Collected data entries
——————————

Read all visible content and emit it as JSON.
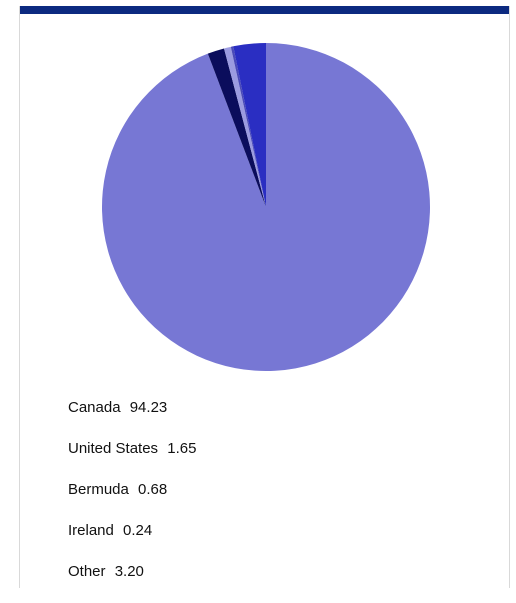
{
  "chart_data": {
    "type": "pie",
    "start_angle_deg": 0,
    "direction": "clockwise",
    "slices": [
      {
        "label": "Canada",
        "value": "94.23",
        "color": "#7777d4"
      },
      {
        "label": "United States",
        "value": "1.65",
        "color": "#0b0d5c"
      },
      {
        "label": "Bermuda",
        "value": "0.68",
        "color": "#9b9be0"
      },
      {
        "label": "Ireland",
        "value": "0.24",
        "color": "#4a4ab8"
      },
      {
        "label": "Other",
        "value": "3.20",
        "color": "#2a2ec2"
      }
    ]
  },
  "accent_bar_color": "#0c2a80"
}
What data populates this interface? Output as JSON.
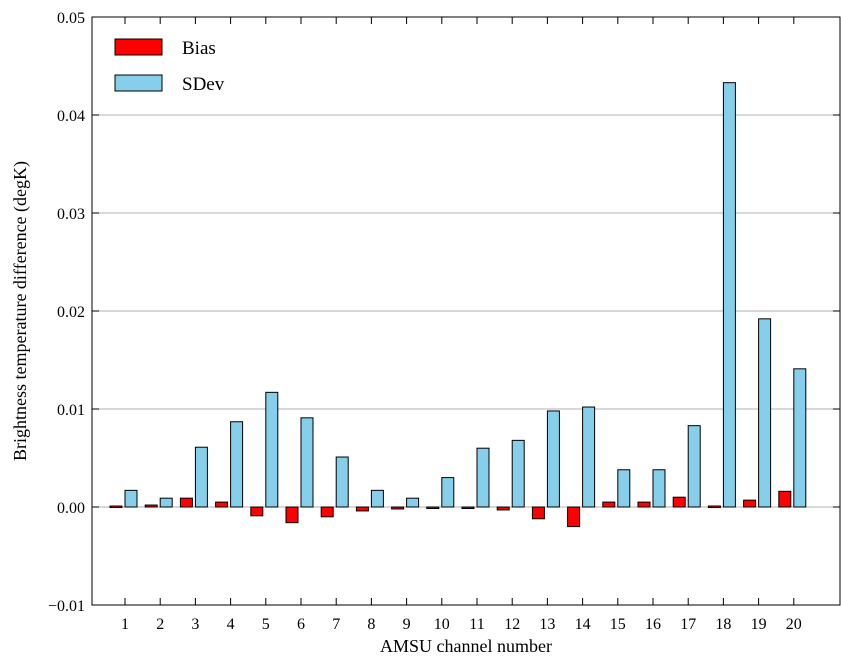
{
  "chart_data": {
    "type": "bar",
    "title": "",
    "xlabel": "AMSU channel number",
    "ylabel": "Brightness temperature difference (degK)",
    "categories": [
      "1",
      "2",
      "3",
      "4",
      "5",
      "6",
      "7",
      "8",
      "9",
      "10",
      "11",
      "12",
      "13",
      "14",
      "15",
      "16",
      "17",
      "18",
      "19",
      "20"
    ],
    "series": [
      {
        "name": "Bias",
        "color": "#ff0000",
        "values": [
          0.0001,
          0.0002,
          0.0009,
          0.0005,
          -0.0009,
          -0.0016,
          -0.001,
          -0.0004,
          -0.0002,
          0.0,
          0.0,
          -0.0003,
          -0.0012,
          -0.002,
          0.0005,
          0.0005,
          0.001,
          0.0001,
          0.0007,
          0.0016
        ]
      },
      {
        "name": "SDev",
        "color": "#87ceeb",
        "values": [
          0.0017,
          0.0009,
          0.0061,
          0.0087,
          0.0117,
          0.0091,
          0.0051,
          0.0017,
          0.0009,
          0.003,
          0.006,
          0.0068,
          0.0098,
          0.0102,
          0.0038,
          0.0038,
          0.0083,
          0.0433,
          0.0192,
          0.0141
        ]
      }
    ],
    "ylim": [
      -0.01,
      0.05
    ],
    "yticks": [
      "−0.01",
      "0.00",
      "0.01",
      "0.02",
      "0.03",
      "0.04",
      "0.05"
    ],
    "grid": "horizontal",
    "legend": "top-left"
  }
}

——————————

- Task requirements:
All of the data above should be quoted exactly, except for the pictures.

- Exercise answer:
Read all visible content and emit it as JSON.
{
  "chart_data": {
    "type": "pie",
    "start_angle_deg": 0,
    "direction": "clockwise",
    "slices": [
      {
        "label": "Canada",
        "value": "94.23",
        "color": "#7777d4"
      },
      {
        "label": "United States",
        "value": "1.65",
        "color": "#0b0d5c"
      },
      {
        "label": "Bermuda",
        "value": "0.68",
        "color": "#9b9be0"
      },
      {
        "label": "Ireland",
        "value": "0.24",
        "color": "#4a4ab8"
      },
      {
        "label": "Other",
        "value": "3.20",
        "color": "#2a2ec2"
      }
    ]
  },
  "accent_bar_color": "#0c2a80"
}
What data populates this interface? Output as JSON.
{
  "chart_data": {
    "type": "bar",
    "title": "",
    "xlabel": "AMSU channel number",
    "ylabel": "Brightness temperature difference (degK)",
    "categories": [
      "1",
      "2",
      "3",
      "4",
      "5",
      "6",
      "7",
      "8",
      "9",
      "10",
      "11",
      "12",
      "13",
      "14",
      "15",
      "16",
      "17",
      "18",
      "19",
      "20"
    ],
    "series": [
      {
        "name": "Bias",
        "color": "#ff0000",
        "values": [
          0.0001,
          0.0002,
          0.0009,
          0.0005,
          -0.0009,
          -0.0016,
          -0.001,
          -0.0004,
          -0.0002,
          0.0,
          0.0,
          -0.0003,
          -0.0012,
          -0.002,
          0.0005,
          0.0005,
          0.001,
          0.0001,
          0.0007,
          0.0016
        ]
      },
      {
        "name": "SDev",
        "color": "#87ceeb",
        "values": [
          0.0017,
          0.0009,
          0.0061,
          0.0087,
          0.0117,
          0.0091,
          0.0051,
          0.0017,
          0.0009,
          0.003,
          0.006,
          0.0068,
          0.0098,
          0.0102,
          0.0038,
          0.0038,
          0.0083,
          0.0433,
          0.0192,
          0.0141
        ]
      }
    ],
    "ylim": [
      -0.01,
      0.05
    ],
    "yticks": [
      "−0.01",
      "0.00",
      "0.01",
      "0.02",
      "0.03",
      "0.04",
      "0.05"
    ],
    "grid": "horizontal",
    "legend": "top-left"
  }
}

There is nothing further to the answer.